(1584)
Individualism—See [Initiative].
INDIVIDUALISM, EXCESSIVE
Haydon, the painter, was an ill-used man; but it was purely his own fault. He would paint high art when people did not want it—would paint acres of hooked-nosed Romans, and bore the public with Dentatus, Scipio and Co., when they wanted something else. He was like a man taking beautiful pebbles to market when people wanted eggs, and telling that they ought not to want eggs, because they led to carnality and had a nasty and disgusting connection with bacon. But people would not have it—eggs they wanted, and eggs they would have, how beautiful soever the pebbles might be. So with Haydon. He persisted that the people ought to have what they did not want, and he went from a prison to a lunatic asylum, and died a suicide.—George Dawson.
(1585)

**Your instructions:**
Pick up the passage on excessive individualism after its last line and continue it.

**Material provided:**
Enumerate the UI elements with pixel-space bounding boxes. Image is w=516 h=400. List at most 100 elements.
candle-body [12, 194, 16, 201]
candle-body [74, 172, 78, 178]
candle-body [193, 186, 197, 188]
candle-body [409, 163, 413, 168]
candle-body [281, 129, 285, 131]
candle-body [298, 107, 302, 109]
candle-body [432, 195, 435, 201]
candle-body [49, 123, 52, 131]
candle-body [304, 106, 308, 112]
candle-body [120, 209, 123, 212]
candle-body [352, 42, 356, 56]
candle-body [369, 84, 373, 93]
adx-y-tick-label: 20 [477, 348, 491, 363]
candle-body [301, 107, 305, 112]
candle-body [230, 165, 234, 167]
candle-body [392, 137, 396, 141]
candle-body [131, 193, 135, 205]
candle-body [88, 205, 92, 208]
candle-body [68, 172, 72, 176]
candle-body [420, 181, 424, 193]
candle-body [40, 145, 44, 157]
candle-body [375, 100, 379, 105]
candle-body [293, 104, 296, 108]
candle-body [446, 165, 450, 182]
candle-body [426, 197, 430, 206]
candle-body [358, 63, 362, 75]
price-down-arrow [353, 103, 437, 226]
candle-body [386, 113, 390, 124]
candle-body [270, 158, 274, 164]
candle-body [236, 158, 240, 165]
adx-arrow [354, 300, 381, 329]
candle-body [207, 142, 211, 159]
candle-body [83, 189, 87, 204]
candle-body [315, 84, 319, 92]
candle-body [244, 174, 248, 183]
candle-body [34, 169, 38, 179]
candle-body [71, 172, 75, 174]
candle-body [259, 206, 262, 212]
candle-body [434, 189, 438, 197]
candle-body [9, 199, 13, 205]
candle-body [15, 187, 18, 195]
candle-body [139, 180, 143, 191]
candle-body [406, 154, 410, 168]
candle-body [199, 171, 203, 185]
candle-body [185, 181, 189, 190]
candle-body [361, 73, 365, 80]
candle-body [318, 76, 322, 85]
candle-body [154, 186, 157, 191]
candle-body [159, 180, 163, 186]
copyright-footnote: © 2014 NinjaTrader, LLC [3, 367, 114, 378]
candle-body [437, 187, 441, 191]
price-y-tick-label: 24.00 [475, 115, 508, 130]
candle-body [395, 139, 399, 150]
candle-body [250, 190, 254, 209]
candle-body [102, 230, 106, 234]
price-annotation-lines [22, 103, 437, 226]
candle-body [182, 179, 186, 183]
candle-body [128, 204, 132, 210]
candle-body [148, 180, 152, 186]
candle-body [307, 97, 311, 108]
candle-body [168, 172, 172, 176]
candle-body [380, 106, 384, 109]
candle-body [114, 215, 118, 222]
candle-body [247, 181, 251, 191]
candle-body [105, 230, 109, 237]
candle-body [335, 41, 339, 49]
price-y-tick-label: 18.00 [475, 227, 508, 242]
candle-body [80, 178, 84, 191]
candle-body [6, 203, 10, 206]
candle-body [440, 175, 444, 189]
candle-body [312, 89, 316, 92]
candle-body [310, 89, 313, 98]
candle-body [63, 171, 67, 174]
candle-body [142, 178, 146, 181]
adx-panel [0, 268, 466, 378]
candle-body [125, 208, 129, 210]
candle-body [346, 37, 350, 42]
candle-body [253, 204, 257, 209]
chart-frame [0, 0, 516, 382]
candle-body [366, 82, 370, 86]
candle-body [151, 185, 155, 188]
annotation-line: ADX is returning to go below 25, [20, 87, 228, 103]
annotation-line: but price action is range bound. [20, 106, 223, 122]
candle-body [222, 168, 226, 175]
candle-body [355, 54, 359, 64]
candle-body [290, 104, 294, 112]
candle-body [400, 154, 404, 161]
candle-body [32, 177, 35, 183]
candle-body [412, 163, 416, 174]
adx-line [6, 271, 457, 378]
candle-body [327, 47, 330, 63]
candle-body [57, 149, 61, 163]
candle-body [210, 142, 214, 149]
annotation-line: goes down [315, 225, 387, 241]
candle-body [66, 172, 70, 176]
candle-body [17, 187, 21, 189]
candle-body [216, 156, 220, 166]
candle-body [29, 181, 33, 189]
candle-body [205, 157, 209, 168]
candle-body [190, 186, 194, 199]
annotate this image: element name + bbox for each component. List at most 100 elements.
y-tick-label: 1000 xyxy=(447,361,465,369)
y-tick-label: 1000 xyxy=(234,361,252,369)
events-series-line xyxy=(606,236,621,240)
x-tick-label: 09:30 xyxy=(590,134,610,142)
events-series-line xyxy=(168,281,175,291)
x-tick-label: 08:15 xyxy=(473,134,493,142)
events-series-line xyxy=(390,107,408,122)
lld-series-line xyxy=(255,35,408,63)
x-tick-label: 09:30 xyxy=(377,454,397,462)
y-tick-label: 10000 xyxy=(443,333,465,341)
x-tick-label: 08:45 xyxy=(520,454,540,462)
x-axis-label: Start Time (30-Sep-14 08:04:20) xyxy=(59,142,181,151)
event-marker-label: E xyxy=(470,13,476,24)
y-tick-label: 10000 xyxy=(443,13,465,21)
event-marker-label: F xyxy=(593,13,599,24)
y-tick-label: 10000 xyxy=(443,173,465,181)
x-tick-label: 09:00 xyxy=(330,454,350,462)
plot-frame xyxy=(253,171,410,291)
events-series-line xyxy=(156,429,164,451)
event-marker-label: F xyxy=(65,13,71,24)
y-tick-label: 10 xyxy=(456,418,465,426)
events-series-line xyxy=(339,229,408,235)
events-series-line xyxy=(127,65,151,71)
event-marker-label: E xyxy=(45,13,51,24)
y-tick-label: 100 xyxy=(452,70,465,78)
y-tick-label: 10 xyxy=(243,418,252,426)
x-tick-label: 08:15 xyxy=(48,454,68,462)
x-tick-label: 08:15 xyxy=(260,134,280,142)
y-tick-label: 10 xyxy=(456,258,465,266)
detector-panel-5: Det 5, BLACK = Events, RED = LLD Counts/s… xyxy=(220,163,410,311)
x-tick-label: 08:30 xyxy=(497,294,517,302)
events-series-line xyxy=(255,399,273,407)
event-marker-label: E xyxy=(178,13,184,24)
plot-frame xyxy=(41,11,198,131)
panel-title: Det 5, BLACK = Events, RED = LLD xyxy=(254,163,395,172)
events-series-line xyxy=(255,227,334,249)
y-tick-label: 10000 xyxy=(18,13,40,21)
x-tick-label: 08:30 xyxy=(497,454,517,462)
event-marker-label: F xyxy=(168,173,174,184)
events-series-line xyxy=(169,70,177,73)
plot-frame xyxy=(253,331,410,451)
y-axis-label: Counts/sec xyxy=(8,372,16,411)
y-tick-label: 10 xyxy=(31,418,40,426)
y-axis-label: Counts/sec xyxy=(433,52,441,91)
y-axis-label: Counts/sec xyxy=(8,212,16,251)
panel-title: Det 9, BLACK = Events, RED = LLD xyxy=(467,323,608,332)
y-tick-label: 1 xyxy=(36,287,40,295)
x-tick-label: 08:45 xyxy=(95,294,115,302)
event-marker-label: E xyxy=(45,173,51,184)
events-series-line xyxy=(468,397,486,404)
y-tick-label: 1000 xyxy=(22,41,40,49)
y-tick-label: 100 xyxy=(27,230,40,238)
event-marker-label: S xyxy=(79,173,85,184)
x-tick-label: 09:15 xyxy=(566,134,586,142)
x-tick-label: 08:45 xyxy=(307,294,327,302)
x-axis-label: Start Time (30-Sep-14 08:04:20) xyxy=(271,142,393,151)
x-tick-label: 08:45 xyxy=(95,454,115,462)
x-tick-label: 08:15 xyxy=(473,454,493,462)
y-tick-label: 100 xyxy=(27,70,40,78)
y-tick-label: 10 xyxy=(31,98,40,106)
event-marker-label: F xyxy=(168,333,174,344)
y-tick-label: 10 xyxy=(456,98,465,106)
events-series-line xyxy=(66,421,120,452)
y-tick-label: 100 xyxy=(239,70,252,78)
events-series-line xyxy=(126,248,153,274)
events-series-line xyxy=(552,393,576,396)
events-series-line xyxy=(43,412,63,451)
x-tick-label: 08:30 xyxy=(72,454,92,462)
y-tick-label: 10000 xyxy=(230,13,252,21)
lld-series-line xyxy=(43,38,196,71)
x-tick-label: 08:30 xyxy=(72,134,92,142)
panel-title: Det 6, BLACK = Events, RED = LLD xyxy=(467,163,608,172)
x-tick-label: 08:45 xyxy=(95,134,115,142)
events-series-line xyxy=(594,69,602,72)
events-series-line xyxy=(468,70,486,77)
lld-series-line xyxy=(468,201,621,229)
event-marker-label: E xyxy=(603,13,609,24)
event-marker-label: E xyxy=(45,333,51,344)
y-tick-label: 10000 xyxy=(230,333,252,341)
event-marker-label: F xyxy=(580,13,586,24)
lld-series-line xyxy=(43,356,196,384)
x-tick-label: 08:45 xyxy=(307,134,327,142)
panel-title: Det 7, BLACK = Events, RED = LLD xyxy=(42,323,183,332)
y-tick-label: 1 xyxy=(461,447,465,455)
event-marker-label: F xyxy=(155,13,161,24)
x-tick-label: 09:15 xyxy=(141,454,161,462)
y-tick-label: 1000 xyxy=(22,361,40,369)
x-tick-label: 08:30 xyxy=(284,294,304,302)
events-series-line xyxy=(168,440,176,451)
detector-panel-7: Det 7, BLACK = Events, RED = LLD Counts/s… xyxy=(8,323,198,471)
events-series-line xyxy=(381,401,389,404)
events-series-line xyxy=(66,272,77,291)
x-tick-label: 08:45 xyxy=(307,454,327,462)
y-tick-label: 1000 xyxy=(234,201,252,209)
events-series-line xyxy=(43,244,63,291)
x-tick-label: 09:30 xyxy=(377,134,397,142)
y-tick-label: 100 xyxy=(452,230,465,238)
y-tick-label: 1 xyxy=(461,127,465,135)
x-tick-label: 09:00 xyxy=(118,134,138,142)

**Result:**
INDIVIDUALITY
Rembrandt paints all in a shadow, and Claude Lorraine in sunny light. Petrarch frames with cunning skill his chiming sonnets, and Dante portrays with majestic hand, that makes the page almost tingle with fire, his vision of the future. Shakespeare, with a well-nigh prescient intelligence, interprets the secrets of history and of life, and reads the courses of the future in the past, and Milton rolls, from beneath the great arches of his religious and cathedral-like soul, its sublime oratorios. And the copiousness of experience, the variety, affluence, multiformity of life, as it exists upon earth and arrests our attention, is derived altogether, in the ultimate analysis, from this personal constitution of each individual.—Richard S. Storrs.
(1586)
Jesus said of the Good Shepherd, “He calleth his own sheep by name.” We have each his own personal marks, and are never lost in the mass of humanity.